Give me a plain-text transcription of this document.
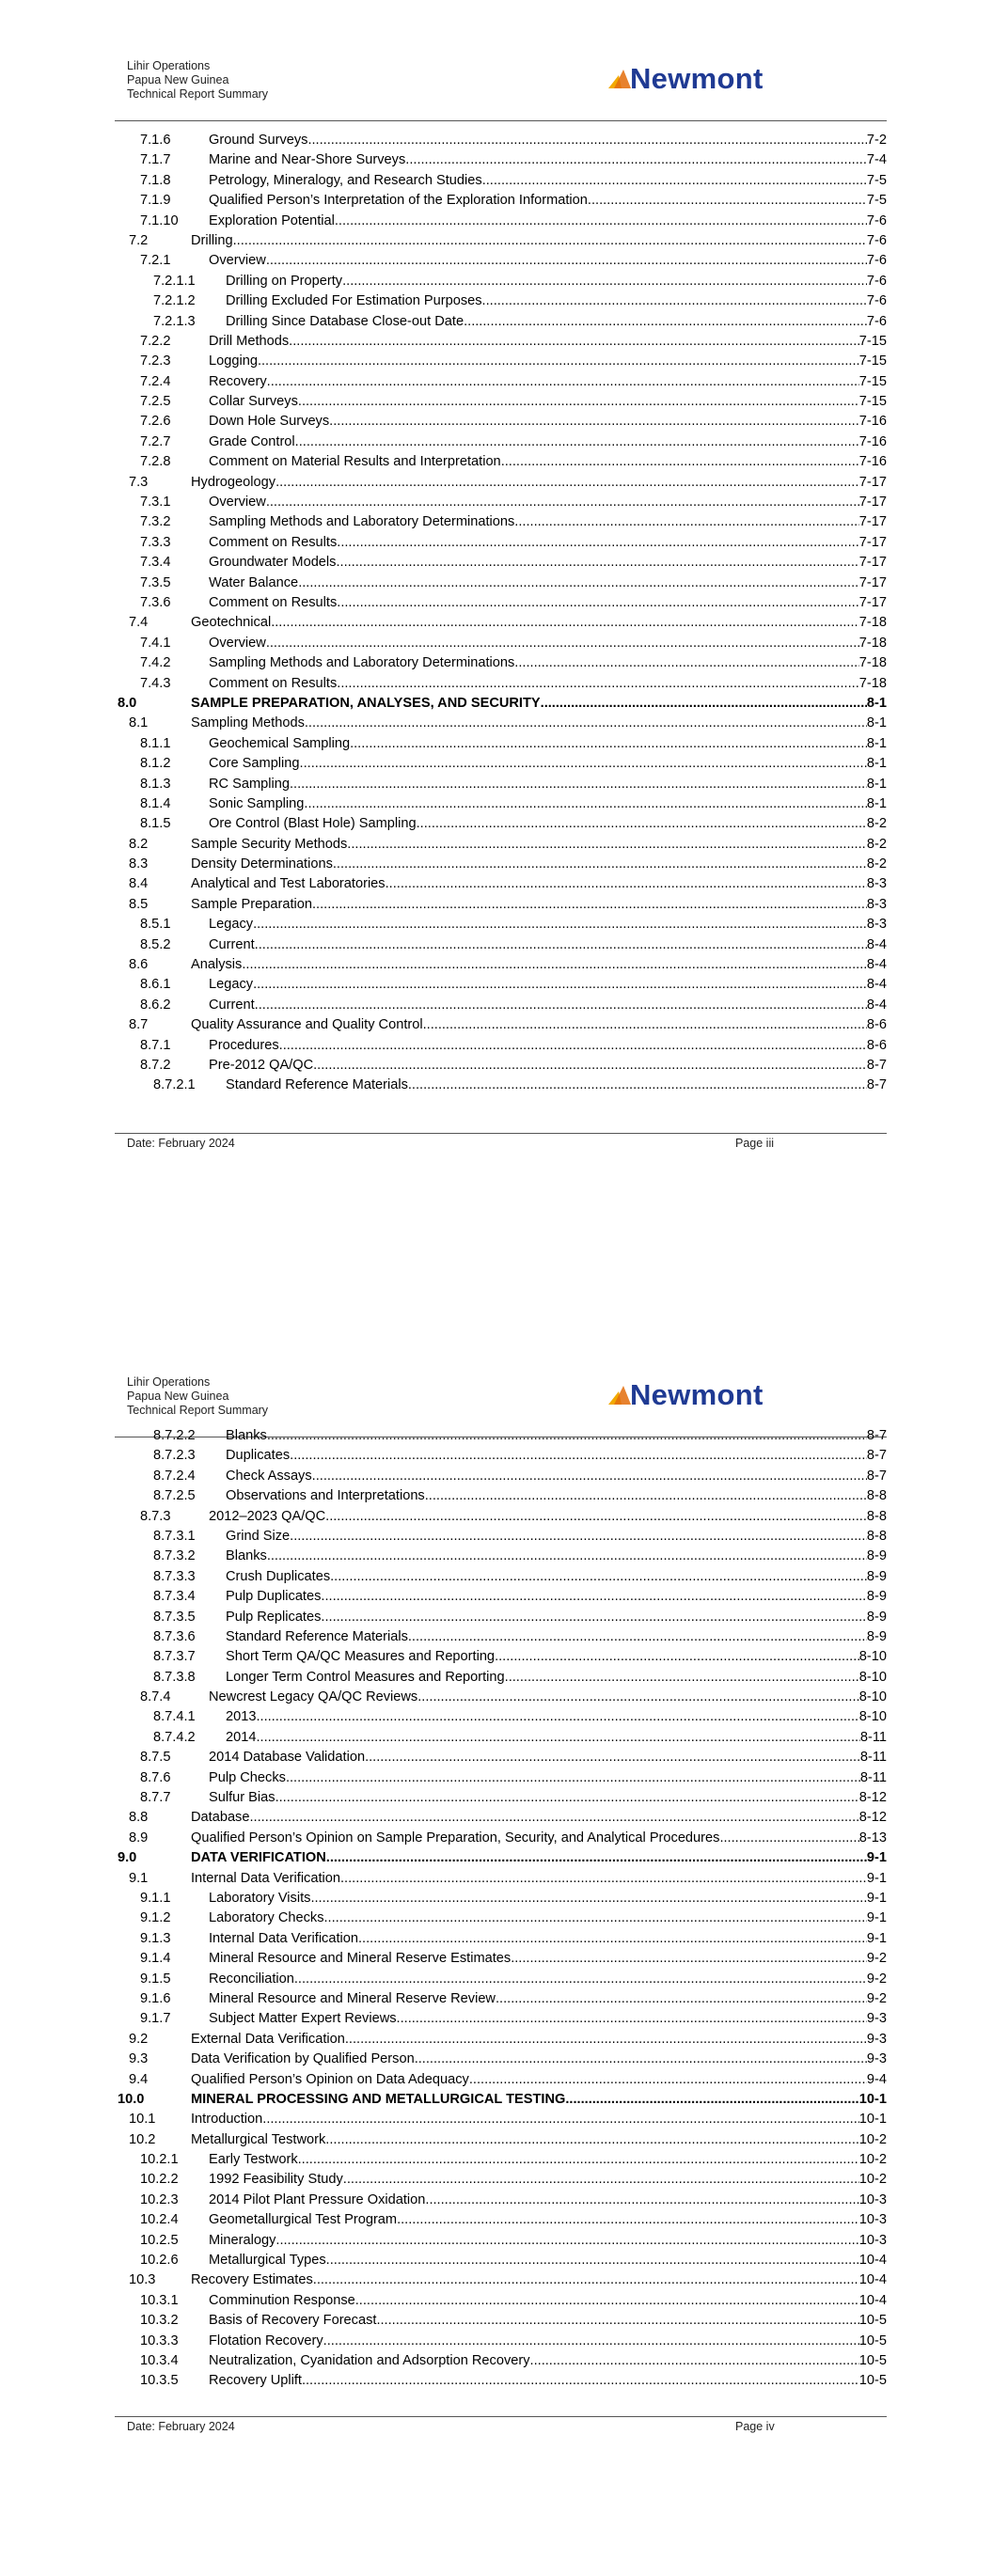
Lihir Operations
Papua New Guinea
Technical Report Summary	Newmont
7.1.6	Ground Surveys .....	7-2
7.1.7	Marine and Near-Shore Surveys .....	7-4
7.1.8	Petrology, Mineralogy, and Research Studies .....	7-5
7.1.9	Qualified Person’s Interpretation of the Exploration Information .....	7-5
7.1.10 Exploration Potential .....	7-6
7.2	Drilling .....	7-6
7.2.1	Overview .....	7-6
7.2.1.1 Drilling on Property .....	7-6
7.2.1.2 Drilling Excluded For Estimation Purposes .....	7-6
7.2.1.3 Drilling Since Database Close-out Date .....	7-6
7.2.2	Drill Methods .....	7-15
7.2.3	Logging .....	7-15
7.2.4	Recovery .....	7-15
7.2.5	Collar Surveys .....	7-15
7.2.6	Down Hole Surveys .....	7-16
7.2.7	Grade Control .....	7-16
7.2.8	Comment on Material Results and Interpretation .....	7-16
7.3	Hydrogeology .....	7-17
7.3.1	Overview .....	7-17
7.3.2	Sampling Methods and Laboratory Determinations .....	7-17
7.3.3	Comment on Results .....	7-17
7.3.4	Groundwater Models .....	7-17
7.3.5	Water Balance .....	7-17
7.3.6	Comment on Results .....	7-17
7.4	Geotechnical .....	7-18
7.4.1	Overview .....	7-18
7.4.2	Sampling Methods and Laboratory Determinations .....	7-18
7.4.3	Comment on Results .....	7-18
8.0	SAMPLE PREPARATION, ANALYSES, AND SECURITY .....	8-1
8.1	Sampling Methods .....	8-1
8.1.1	Geochemical Sampling .....	8-1
8.1.2	Core Sampling .....	8-1
8.1.3	RC Sampling .....	8-1
8.1.4	Sonic Sampling .....	8-1
8.1.5	Ore Control (Blast Hole) Sampling .....	8-2
8.2	Sample Security Methods .....	8-2
8.3	Density Determinations .....	8-2
8.4	Analytical and Test Laboratories .....	8-3
8.5	Sample Preparation .....	8-3
8.5.1	Legacy .....	8-3
8.5.2	Current .....	8-4
8.6	Analysis .....	8-4
8.6.1	Legacy .....	8-4
8.6.2	Current .....	8-4
8.7	Quality Assurance and Quality Control .....	8-6
8.7.1	Procedures .....	8-6
8.7.2	Pre-2012 QA/QC .....	8-7
8.7.2.1 Standard Reference Materials .....	8-7
Date: February 2024	Page iii
Lihir Operations
Papua New Guinea
Technical Report Summary	Newmont
8.7.2.2 Blanks .....	8-7
8.7.2.3 Duplicates .....	8-7
8.7.2.4 Check Assays .....	8-7
8.7.2.5 Observations and Interpretations .....	8-8
8.7.3	2012–2023 QA/QC .....	8-8
8.7.3.1 Grind Size .....	8-8
8.7.3.2 Blanks .....	8-9
8.7.3.3 Crush Duplicates .....	8-9
8.7.3.4 Pulp Duplicates .....	8-9
8.7.3.5 Pulp Replicates .....	8-9
8.7.3.6 Standard Reference Materials .....	8-9
8.7.3.7 Short Term QA/QC Measures and Reporting .....	8-10
8.7.3.8 Longer Term Control Measures and Reporting .....	8-10
8.7.4	Newcrest Legacy QA/QC Reviews .....	8-10
8.7.4.1 2013 .....	8-10
8.7.4.2 2014 .....	8-11
8.7.5	2014 Database Validation .....	8-11
8.7.6	Pulp Checks .....	8-11
8.7.7	Sulfur Bias .....	8-12
8.8	Database .....	8-12
8.9	Qualified Person’s Opinion on Sample Preparation, Security, and Analytical Procedures .....	8-13
9.0	DATA VERIFICATION .....	9-1
9.1	Internal Data Verification .....	9-1
9.1.1	Laboratory Visits .....	9-1
9.1.2	Laboratory Checks .....	9-1
9.1.3	Internal Data Verification .....	9-1
9.1.4	Mineral Resource and Mineral Reserve Estimates .....	9-2
9.1.5	Reconciliation .....	9-2
9.1.6	Mineral Resource and Mineral Reserve Review .....	9-2
9.1.7	Subject Matter Expert Reviews .....	9-3
9.2	External Data Verification .....	9-3
9.3	Data Verification by Qualified Person .....	9-3
9.4	Qualified Person’s Opinion on Data Adequacy .....	9-4
10.0	MINERAL PROCESSING AND METALLURGICAL TESTING .....	10-1
10.1	Introduction .....	10-1
10.2	Metallurgical Testwork .....	10-2
10.2.1 Early Testwork .....	10-2
10.2.2 1992 Feasibility Study .....	10-2
10.2.3 2014 Pilot Plant Pressure Oxidation .....	10-3
10.2.4 Geometallurgical Test Program .....	10-3
10.2.5 Mineralogy .....	10-3
10.2.6 Metallurgical Types .....	10-4
10.3	Recovery Estimates .....	10-4
10.3.1 Comminution Response .....	10-4
10.3.2 Basis of Recovery Forecast .....	10-5
10.3.3 Flotation Recovery .....	10-5
10.3.4 Neutralization, Cyanidation and Adsorption Recovery .....	10-5
10.3.5 Recovery Uplift .....	10-5
Date: February 2024	Page iv
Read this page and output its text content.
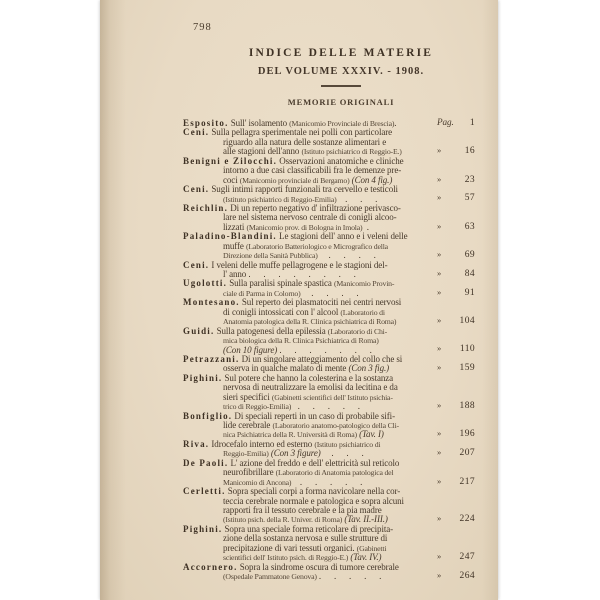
798
INDICE DELLE MATERIE
DEL VOLUME XXXIV. - 1908.
MEMORIE ORIGINALI
Esposito. Sull' isolamento (Manicomio Provinciale di Brescia).	Pag. 1
Ceni. Sulla pellagra sperimentale nei polli con particolare
riguardo alla natura delle sostanze alimentari e
alle stagioni dell'anno (Istituto psichiatrico di Reggio-E.)	» 16
Benigni e Zilocchi. Osservazioni anatomiche e cliniche
intorno a due casi classificabili fra le demenze pre-
coci (Manicomio provinciale di Bergamo) (Con 4 fig.)	» 23
Ceni. Sugli intimi rapporti funzionali tra cervello e testicoli
(Istituto psichiatrico di Reggio-Emilia)    .      .      .	» 57
Reichlin. Di un reperto negativo d' infiltrazione perivasco-
lare nel sistema nervoso centrale di conigli alcoo-
lizzati (Manicomio prov. di Bologna in Imola)  .	» 63
Paladino-Blandini. Le stagioni dell' anno e i veleni delle
muffe (Laboratorio Batteriologico e Micrografico della
Direzione della Sanità Pubblica)     .      .      .      .	» 69
Ceni. I veleni delle muffe pellagrogene e le stagioni del-
l' anno .      .      .      .      .      .      .      .	» 84
Ugolotti. Sulla paralisi spinale spastica (Manicomio Provin-
ciale di Parma in Colorno)     .      .      .      .	» 91
Montesano. Sul reperto dei plasmatociti nei centri nervosi
di conigli intossicati con l' alcool (Laboratorio di
Anatomia patologica della R. Clinica psichiatrica di Roma)	» 104
Guidi. Sulla patogenesi della epilessia (Laboratorio di Chi-
mica biologica della R. Clinica Psichiatrica di Roma)
(Con 10 figure) .      .      .      .      .      .      .	» 110
Petrazzani. Di un singolare atteggiamento del collo che si
osserva in qualche malato di mente (Con 3 fig.)	» 159
Pighini. Sul potere che hanno la colesterina e la sostanza
nervosa di neutralizzare la emolisi da lecitina e da
sieri specifici (Gabinetti scientifici dell' Istituto psichia-
trico di Reggio-Emilia)   .      .      .      .      .	» 188
Bonfiglio. Di speciali reperti in un caso di probabile sifi-
lide cerebrale (Laboratorio anatomo-patologico della Cli-
nica Psichiatrica della R. Università di Roma) (Tav. I)	» 196
Riva. Idrocefalo interno ed esterno (Istituto psichiatrico di
Reggio-Emilia) (Con 3 figure)     .      .      .	» 207
De Paoli. L' azione del freddo e dell' elettricità sul reticolo
neurofibrillare (Laboratorio di Anatomia patologica del
Manicomio di Ancona)    .      .      .      .      .	» 217
Cerletti. Sopra speciali corpi a forma navicolare nella cor-
teccia cerebrale normale e patologica e sopra alcuni
rapporti fra il tessuto cerebrale e la pia madre
(Istituto psich. della R. Univer. di Roma) (Tav. II.-III.)	» 224
Pighini. Sopra una speciale forma reticolare di precipita-
zione della sostanza nervosa e sulle strutture di
precipitazione di vari tessuti organici. (Gabinetti
scientifici dell' Istituto psich. di Reggio-E.) (Tav. IV.)	» 247
Accornero. Sopra la sindrome oscura di tumore cerebrale
(Ospedale Pammatone Genova) .      .      .      .      .	» 264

──────────

* [Goal of the exercise]: Tally the lines of the records holding the word "Person", then give only the resulting number.

* [Response to this task]: 4